• **REQUIREMENTS**
Copy the data below exactly.

[Dataset rows about figures]
....................

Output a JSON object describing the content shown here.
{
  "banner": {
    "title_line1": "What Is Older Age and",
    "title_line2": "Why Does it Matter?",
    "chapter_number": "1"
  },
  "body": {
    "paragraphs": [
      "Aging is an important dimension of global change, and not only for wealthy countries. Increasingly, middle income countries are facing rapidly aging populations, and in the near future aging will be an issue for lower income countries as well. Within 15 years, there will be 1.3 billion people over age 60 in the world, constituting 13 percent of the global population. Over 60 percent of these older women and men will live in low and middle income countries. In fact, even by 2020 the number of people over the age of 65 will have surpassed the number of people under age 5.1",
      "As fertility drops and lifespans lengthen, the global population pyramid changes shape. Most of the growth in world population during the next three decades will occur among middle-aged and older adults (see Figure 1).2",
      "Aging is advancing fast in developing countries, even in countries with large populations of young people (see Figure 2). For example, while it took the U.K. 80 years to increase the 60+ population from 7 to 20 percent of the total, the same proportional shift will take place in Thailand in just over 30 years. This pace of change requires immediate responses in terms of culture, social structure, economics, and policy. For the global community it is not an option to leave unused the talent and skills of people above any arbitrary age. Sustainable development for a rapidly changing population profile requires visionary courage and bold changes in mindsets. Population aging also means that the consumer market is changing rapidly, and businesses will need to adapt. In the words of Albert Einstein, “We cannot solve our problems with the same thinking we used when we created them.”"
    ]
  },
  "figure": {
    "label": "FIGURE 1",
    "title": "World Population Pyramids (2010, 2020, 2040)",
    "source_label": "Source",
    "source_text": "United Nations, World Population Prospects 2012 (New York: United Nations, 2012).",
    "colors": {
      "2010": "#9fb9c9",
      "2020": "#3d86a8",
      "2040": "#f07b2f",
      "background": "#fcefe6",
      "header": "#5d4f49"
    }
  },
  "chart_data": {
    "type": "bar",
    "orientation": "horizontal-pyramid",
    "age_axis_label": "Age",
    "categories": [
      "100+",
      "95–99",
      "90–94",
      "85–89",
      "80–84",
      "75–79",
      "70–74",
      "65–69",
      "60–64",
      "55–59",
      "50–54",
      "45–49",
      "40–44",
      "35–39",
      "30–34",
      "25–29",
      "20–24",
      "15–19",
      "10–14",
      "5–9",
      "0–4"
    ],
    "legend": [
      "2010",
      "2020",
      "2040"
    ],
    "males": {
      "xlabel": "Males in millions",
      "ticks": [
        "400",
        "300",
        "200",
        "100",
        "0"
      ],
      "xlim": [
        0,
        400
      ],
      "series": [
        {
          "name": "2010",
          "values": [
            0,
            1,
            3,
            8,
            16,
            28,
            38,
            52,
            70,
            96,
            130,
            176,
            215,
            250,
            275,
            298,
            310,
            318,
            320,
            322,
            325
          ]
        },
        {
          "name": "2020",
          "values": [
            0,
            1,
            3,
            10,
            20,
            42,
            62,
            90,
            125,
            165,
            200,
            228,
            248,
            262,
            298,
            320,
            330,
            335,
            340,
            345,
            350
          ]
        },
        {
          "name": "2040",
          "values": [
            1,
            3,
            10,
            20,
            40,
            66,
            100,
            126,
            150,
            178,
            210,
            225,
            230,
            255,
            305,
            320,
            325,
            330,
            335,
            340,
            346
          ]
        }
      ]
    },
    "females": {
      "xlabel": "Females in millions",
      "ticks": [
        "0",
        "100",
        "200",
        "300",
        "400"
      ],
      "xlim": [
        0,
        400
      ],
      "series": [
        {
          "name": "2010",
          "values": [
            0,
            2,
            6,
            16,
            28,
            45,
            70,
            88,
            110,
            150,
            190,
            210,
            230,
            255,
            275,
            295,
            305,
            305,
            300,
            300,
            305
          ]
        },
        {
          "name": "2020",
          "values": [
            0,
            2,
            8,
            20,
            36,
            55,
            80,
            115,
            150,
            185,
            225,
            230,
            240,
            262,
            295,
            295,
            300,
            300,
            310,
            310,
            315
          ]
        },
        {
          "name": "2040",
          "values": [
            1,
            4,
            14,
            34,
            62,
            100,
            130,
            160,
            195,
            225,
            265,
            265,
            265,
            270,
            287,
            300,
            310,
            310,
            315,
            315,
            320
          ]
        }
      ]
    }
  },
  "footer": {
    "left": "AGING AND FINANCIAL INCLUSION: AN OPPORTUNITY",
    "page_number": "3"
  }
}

....................

• **WRITTEN ANSWER**
Output a JSON object describing the content shown here.
{
  "banner": {
    "title_line1": "What Is Older Age and",
    "title_line2": "Why Does it Matter?",
    "chapter_number": "1"
  },
  "body": {
    "paragraphs": [
      "Aging is an important dimension of global change, and not only for wealthy countries. Increasingly, middle income countries are facing rapidly aging populations, and in the near future aging will be an issue for lower income countries as well. Within 15 years, there will be 1.3 billion people over age 60 in the world, constituting 13 percent of the global population. Over 60 percent of these older women and men will live in low and middle income countries. In fact, even by 2020 the number of people over the age of 65 will have surpassed the number of people under age 5.1",
      "As fertility drops and lifespans lengthen, the global population pyramid changes shape. Most of the growth in world population during the next three decades will occur among middle-aged and older adults (see Figure 1).2",
      "Aging is advancing fast in developing countries, even in countries with large populations of young people (see Figure 2). For example, while it took the U.K. 80 years to increase the 60+ population from 7 to 20 percent of the total, the same proportional shift will take place in Thailand in just over 30 years. This pace of change requires immediate responses in terms of culture, social structure, economics, and policy. For the global community it is not an option to leave unused the talent and skills of people above any arbitrary age. Sustainable development for a rapidly changing population profile requires visionary courage and bold changes in mindsets. Population aging also means that the consumer market is changing rapidly, and businesses will need to adapt. In the words of Albert Einstein, “We cannot solve our problems with the same thinking we used when we created them.”"
    ]
  },
  "figure": {
    "label": "FIGURE 1",
    "title": "World Population Pyramids (2010, 2020, 2040)",
    "source_label": "Source",
    "source_text": "United Nations, World Population Prospects 2012 (New York: United Nations, 2012).",
    "colors": {
      "2010": "#9fb9c9",
      "2020": "#3d86a8",
      "2040": "#f07b2f",
      "background": "#fcefe6",
      "header": "#5d4f49"
    }
  },
  "chart_data": {
    "type": "bar",
    "orientation": "horizontal-pyramid",
    "age_axis_label": "Age",
    "categories": [
      "100+",
      "95–99",
      "90–94",
      "85–89",
      "80–84",
      "75–79",
      "70–74",
      "65–69",
      "60–64",
      "55–59",
      "50–54",
      "45–49",
      "40–44",
      "35–39",
      "30–34",
      "25–29",
      "20–24",
      "15–19",
      "10–14",
      "5–9",
      "0–4"
    ],
    "legend": [
      "2010",
      "2020",
      "2040"
    ],
    "males": {
      "xlabel": "Males in millions",
      "ticks": [
        "400",
        "300",
        "200",
        "100",
        "0"
      ],
      "xlim": [
        0,
        400
      ],
      "series": [
        {
          "name": "2010",
          "values": [
            0,
            1,
            3,
            8,
            16,
            28,
            38,
            52,
            70,
            96,
            130,
            176,
            215,
            250,
            275,
            298,
            310,
            318,
            320,
            322,
            325
          ]
        },
        {
          "name": "2020",
          "values": [
            0,
            1,
            3,
            10,
            20,
            42,
            62,
            90,
            125,
            165,
            200,
            228,
            248,
            262,
            298,
            320,
            330,
            335,
            340,
            345,
            350
          ]
        },
        {
          "name": "2040",
          "values": [
            1,
            3,
            10,
            20,
            40,
            66,
            100,
            126,
            150,
            178,
            210,
            225,
            230,
            255,
            305,
            320,
            325,
            330,
            335,
            340,
            346
          ]
        }
      ]
    },
    "females": {
      "xlabel": "Females in millions",
      "ticks": [
        "0",
        "100",
        "200",
        "300",
        "400"
      ],
      "xlim": [
        0,
        400
      ],
      "series": [
        {
          "name": "2010",
          "values": [
            0,
            2,
            6,
            16,
            28,
            45,
            70,
            88,
            110,
            150,
            190,
            210,
            230,
            255,
            275,
            295,
            305,
            305,
            300,
            300,
            305
          ]
        },
        {
          "name": "2020",
          "values": [
            0,
            2,
            8,
            20,
            36,
            55,
            80,
            115,
            150,
            185,
            225,
            230,
            240,
            262,
            295,
            295,
            300,
            300,
            310,
            310,
            315
          ]
        },
        {
          "name": "2040",
          "values": [
            1,
            4,
            14,
            34,
            62,
            100,
            130,
            160,
            195,
            225,
            265,
            265,
            265,
            270,
            287,
            300,
            310,
            310,
            315,
            315,
            320
          ]
        }
      ]
    }
  },
  "footer": {
    "left": "AGING AND FINANCIAL INCLUSION: AN OPPORTUNITY",
    "page_number": "3"
  }
}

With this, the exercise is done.